**Written request**
Pick out the lines below that include the string "xlabel".

**Exercise input**
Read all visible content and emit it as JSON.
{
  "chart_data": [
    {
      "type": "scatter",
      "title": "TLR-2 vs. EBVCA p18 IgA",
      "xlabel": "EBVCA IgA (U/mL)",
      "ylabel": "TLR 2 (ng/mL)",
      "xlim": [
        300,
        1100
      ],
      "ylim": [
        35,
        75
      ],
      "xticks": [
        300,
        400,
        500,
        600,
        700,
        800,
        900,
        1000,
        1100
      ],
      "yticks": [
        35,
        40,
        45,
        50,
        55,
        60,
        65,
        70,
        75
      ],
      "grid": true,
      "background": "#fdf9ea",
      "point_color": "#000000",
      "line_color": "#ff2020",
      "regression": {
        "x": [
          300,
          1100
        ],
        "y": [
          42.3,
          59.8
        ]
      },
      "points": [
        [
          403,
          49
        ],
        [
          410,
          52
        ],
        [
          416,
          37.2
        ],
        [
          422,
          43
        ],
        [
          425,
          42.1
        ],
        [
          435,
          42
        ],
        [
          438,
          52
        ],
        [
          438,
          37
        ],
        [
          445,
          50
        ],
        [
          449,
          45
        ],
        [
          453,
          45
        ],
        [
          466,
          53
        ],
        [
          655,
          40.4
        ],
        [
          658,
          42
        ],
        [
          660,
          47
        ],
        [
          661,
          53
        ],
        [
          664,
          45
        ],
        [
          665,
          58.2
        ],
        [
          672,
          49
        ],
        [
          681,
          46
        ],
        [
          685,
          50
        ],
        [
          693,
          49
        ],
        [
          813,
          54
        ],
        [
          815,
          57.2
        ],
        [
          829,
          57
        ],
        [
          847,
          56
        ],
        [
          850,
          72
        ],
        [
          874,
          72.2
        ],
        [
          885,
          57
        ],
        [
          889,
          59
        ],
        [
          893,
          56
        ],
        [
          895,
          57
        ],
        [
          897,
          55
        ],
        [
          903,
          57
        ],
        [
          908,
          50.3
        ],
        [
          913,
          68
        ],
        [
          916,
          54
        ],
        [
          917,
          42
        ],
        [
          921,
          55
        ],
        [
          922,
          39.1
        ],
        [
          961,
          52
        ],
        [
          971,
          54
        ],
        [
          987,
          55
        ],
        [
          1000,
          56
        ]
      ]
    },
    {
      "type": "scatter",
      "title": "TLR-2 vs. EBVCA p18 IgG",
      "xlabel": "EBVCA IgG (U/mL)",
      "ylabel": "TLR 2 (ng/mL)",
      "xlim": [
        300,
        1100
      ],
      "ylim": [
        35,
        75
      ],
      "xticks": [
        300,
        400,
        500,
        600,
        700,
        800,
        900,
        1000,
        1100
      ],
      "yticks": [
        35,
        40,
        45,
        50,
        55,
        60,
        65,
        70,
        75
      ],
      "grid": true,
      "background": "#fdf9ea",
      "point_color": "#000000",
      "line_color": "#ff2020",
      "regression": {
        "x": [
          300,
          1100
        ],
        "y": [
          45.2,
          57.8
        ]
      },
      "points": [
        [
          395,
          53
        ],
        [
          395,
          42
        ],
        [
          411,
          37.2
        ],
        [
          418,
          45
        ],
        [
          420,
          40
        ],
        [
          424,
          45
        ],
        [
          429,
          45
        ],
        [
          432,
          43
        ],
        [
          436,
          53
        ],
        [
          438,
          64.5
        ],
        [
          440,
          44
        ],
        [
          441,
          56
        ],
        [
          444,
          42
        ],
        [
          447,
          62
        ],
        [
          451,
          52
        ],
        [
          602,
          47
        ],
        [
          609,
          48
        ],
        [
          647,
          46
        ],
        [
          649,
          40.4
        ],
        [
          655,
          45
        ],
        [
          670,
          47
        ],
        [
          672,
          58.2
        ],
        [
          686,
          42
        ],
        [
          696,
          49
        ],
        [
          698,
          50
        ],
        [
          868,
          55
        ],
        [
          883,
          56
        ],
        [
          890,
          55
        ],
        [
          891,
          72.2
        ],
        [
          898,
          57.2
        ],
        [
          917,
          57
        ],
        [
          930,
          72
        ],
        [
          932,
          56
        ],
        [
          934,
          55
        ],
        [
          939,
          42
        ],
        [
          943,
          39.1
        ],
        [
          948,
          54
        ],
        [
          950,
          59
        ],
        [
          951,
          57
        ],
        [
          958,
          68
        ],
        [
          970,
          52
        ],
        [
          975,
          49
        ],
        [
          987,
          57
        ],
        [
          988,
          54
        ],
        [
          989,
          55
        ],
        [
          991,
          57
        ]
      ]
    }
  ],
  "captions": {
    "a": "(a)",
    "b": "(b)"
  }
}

**Task result**
      "xlabel": "EBVCA IgA (U/mL)",
      "xlabel": "EBVCA IgG (U/mL)",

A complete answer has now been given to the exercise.